- **Exercise**
Using the listing below, report all lines holding the word "JSON".

- **Materials provided**
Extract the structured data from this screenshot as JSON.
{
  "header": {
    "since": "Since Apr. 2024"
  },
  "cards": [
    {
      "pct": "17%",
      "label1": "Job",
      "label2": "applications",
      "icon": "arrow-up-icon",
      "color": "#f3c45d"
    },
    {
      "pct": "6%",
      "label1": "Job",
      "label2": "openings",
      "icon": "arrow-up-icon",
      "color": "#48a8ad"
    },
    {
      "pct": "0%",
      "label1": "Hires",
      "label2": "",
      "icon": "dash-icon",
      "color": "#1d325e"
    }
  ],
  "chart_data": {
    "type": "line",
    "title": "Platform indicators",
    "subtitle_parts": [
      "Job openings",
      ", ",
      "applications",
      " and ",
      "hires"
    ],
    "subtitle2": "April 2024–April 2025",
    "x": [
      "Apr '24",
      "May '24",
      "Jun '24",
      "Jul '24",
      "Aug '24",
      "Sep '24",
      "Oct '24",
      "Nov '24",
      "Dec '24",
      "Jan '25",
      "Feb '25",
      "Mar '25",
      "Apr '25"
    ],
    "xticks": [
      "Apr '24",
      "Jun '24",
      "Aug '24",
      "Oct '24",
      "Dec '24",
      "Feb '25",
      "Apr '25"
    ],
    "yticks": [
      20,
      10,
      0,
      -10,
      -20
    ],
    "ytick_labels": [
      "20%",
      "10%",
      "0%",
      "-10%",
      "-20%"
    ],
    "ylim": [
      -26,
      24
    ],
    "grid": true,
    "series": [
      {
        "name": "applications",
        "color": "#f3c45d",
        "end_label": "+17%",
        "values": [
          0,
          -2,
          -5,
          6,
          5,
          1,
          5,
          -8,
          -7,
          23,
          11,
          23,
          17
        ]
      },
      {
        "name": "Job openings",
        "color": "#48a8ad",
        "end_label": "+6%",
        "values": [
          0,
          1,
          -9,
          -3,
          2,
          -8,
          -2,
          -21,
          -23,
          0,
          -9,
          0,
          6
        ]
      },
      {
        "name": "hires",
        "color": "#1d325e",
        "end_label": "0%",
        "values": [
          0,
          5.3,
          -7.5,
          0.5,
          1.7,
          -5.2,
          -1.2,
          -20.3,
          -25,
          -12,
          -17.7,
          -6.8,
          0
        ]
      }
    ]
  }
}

* * *

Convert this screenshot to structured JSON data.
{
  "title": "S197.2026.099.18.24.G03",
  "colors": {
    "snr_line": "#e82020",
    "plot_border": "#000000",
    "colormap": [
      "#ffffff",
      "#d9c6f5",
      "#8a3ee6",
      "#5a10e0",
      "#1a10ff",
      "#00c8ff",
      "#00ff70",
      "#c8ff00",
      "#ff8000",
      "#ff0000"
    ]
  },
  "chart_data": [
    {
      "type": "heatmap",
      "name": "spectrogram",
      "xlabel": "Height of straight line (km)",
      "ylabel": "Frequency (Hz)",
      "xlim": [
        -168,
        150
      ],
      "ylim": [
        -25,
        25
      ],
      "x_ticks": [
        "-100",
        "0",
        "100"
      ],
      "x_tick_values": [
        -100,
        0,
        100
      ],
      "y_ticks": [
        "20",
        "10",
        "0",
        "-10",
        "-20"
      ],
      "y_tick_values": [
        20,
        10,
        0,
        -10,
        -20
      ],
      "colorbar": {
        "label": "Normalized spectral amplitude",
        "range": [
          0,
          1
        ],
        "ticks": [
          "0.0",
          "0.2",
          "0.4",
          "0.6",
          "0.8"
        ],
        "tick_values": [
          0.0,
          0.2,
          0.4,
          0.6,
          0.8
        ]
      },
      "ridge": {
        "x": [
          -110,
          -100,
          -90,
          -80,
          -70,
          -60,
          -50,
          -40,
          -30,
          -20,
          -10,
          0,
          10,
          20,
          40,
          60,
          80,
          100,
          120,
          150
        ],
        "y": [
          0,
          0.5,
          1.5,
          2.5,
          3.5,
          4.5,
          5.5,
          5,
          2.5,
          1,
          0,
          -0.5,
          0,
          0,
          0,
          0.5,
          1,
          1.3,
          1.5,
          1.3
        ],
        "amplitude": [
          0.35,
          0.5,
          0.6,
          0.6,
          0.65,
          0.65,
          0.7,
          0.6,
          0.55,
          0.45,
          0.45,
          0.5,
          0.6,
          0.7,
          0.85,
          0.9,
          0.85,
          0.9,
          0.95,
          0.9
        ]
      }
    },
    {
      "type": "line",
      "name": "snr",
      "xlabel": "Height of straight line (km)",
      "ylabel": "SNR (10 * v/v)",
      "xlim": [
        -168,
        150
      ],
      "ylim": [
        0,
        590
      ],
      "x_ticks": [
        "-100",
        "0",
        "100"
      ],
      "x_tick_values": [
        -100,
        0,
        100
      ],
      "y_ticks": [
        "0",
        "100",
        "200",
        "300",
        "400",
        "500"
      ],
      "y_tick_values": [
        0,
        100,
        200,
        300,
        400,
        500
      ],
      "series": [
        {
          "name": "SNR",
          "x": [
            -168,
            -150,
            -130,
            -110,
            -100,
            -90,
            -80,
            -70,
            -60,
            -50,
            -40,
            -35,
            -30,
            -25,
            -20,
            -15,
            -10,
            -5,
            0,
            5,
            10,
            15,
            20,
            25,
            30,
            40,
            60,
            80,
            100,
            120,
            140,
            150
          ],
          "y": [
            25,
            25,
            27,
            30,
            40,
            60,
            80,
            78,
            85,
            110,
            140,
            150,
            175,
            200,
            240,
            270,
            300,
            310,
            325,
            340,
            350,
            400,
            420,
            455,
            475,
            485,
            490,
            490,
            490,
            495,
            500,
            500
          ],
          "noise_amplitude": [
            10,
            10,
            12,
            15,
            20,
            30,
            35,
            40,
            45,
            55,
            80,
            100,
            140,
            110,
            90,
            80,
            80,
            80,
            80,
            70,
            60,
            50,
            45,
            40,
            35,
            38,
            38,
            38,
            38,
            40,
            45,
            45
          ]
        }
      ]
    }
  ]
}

- **Finished answer**
Extract the structured data from this screenshot as JSON.
Convert this screenshot to structured JSON data.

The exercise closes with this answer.